Work to do
Report all lines from the entries below in which "Proportion" appears.

Excerpted records
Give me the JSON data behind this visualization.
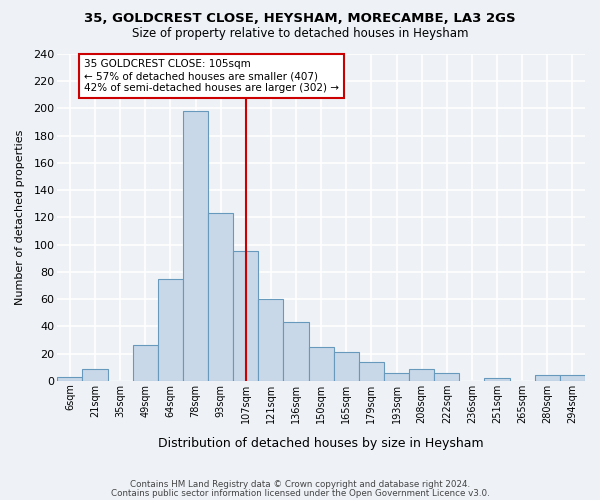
{
  "title1": "35, GOLDCREST CLOSE, HEYSHAM, MORECAMBE, LA3 2GS",
  "title2": "Size of property relative to detached houses in Heysham",
  "xlabel": "Distribution of detached houses by size in Heysham",
  "ylabel": "Number of detached properties",
  "bar_labels": [
    "6sqm",
    "21sqm",
    "35sqm",
    "49sqm",
    "64sqm",
    "78sqm",
    "93sqm",
    "107sqm",
    "121sqm",
    "136sqm",
    "150sqm",
    "165sqm",
    "179sqm",
    "193sqm",
    "208sqm",
    "222sqm",
    "236sqm",
    "251sqm",
    "265sqm",
    "280sqm",
    "294sqm"
  ],
  "bar_values": [
    3,
    9,
    0,
    26,
    75,
    198,
    123,
    95,
    60,
    43,
    25,
    21,
    14,
    6,
    9,
    6,
    0,
    2,
    0,
    4,
    4
  ],
  "bar_color": "#c8d8e8",
  "bar_edge_color": "#6699bb",
  "vline_x": 7,
  "vline_color": "#cc0000",
  "annotation_title": "35 GOLDCREST CLOSE: 105sqm",
  "annotation_line1": "← 57% of detached houses are smaller (407)",
  "annotation_line2": "42% of semi-detached houses are larger (302) →",
  "annotation_box_color": "#ffffff",
  "annotation_box_edge": "#cc0000",
  "ylim": [
    0,
    240
  ],
  "yticks": [
    0,
    20,
    40,
    60,
    80,
    100,
    120,
    140,
    160,
    180,
    200,
    220,
    240
  ],
  "footer1": "Contains HM Land Registry data © Crown copyright and database right 2024.",
  "footer2": "Contains public sector information licensed under the Open Government Licence v3.0.",
  "bg_color": "#eef2f7",
  "grid_color": "#ffffff"
}
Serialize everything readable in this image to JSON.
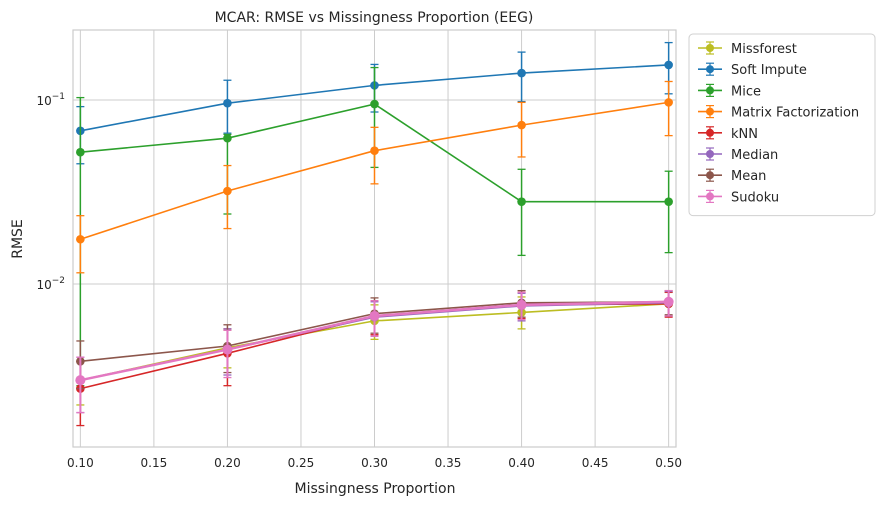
{
  "chart_data": {
    "type": "line",
    "title": "MCAR: RMSE vs Missingness Proportion (EEG)",
    "xlabel": "Missingness Proportion",
    "ylabel": "RMSE",
    "yscale": "log",
    "xlim": [
      0.095,
      0.505
    ],
    "ylim": [
      0.0013,
      0.24
    ],
    "xticks": [
      "0.10",
      "0.15",
      "0.20",
      "0.25",
      "0.30",
      "0.35",
      "0.40",
      "0.45",
      "0.50"
    ],
    "xtick_values": [
      0.1,
      0.15,
      0.2,
      0.25,
      0.3,
      0.35,
      0.4,
      0.45,
      0.5
    ],
    "yticks": [
      {
        "value": 0.01,
        "base": "10",
        "exp": "−2"
      },
      {
        "value": 0.1,
        "base": "10",
        "exp": "−1"
      }
    ],
    "grid": true,
    "legend_position": "outside-top-right",
    "x": [
      0.1,
      0.2,
      0.3,
      0.4,
      0.5
    ],
    "series": [
      {
        "name": "Missforest",
        "color": "#bcbd22",
        "values": [
          0.003,
          0.0045,
          0.0063,
          0.007,
          0.0078
        ],
        "lower": [
          0.0022,
          0.0035,
          0.005,
          0.0057,
          0.0067
        ],
        "upper": [
          0.0038,
          0.0056,
          0.0077,
          0.0085,
          0.009
        ]
      },
      {
        "name": "Soft Impute",
        "color": "#1f77b4",
        "values": [
          0.068,
          0.096,
          0.12,
          0.14,
          0.155
        ],
        "lower": [
          0.045,
          0.066,
          0.086,
          0.098,
          0.108
        ],
        "upper": [
          0.092,
          0.128,
          0.156,
          0.182,
          0.205
        ]
      },
      {
        "name": "Mice",
        "color": "#2ca02c",
        "values": [
          0.052,
          0.062,
          0.095,
          0.028,
          0.028
        ],
        "lower": [
          0.0028,
          0.024,
          0.043,
          0.0143,
          0.0148
        ],
        "upper": [
          0.103,
          0.065,
          0.15,
          0.042,
          0.041
        ]
      },
      {
        "name": "Matrix Factorization",
        "color": "#ff7f0e",
        "values": [
          0.0175,
          0.032,
          0.053,
          0.073,
          0.097
        ],
        "lower": [
          0.0115,
          0.02,
          0.035,
          0.049,
          0.064
        ],
        "upper": [
          0.0235,
          0.044,
          0.071,
          0.097,
          0.126
        ]
      },
      {
        "name": "kNN",
        "color": "#d62728",
        "values": [
          0.0027,
          0.0042,
          0.0067,
          0.0077,
          0.0078
        ],
        "lower": [
          0.0017,
          0.0028,
          0.0053,
          0.0065,
          0.0066
        ],
        "upper": [
          0.0038,
          0.0057,
          0.0081,
          0.009,
          0.009
        ]
      },
      {
        "name": "Median",
        "color": "#9467bd",
        "values": [
          0.003,
          0.0044,
          0.0066,
          0.0076,
          0.0079
        ],
        "lower": [
          0.002,
          0.0032,
          0.0052,
          0.0063,
          0.0067
        ],
        "upper": [
          0.004,
          0.0057,
          0.008,
          0.0089,
          0.0091
        ]
      },
      {
        "name": "Mean",
        "color": "#8c564b",
        "values": [
          0.0038,
          0.0046,
          0.0069,
          0.0079,
          0.008
        ],
        "lower": [
          0.0027,
          0.0033,
          0.0054,
          0.0066,
          0.0068
        ],
        "upper": [
          0.0049,
          0.006,
          0.0084,
          0.0092,
          0.0092
        ]
      },
      {
        "name": "Sudoku",
        "color": "#e377c2",
        "values": [
          0.003,
          0.0044,
          0.0067,
          0.0077,
          0.008
        ],
        "lower": [
          0.002,
          0.0031,
          0.0052,
          0.0064,
          0.0067
        ],
        "upper": [
          0.004,
          0.0056,
          0.0081,
          0.009,
          0.0092
        ]
      }
    ]
  }
}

Finished task
    "title": "MCAR: RMSE vs Missingness Proportion (EEG)",
    "xlabel": "Missingness Proportion",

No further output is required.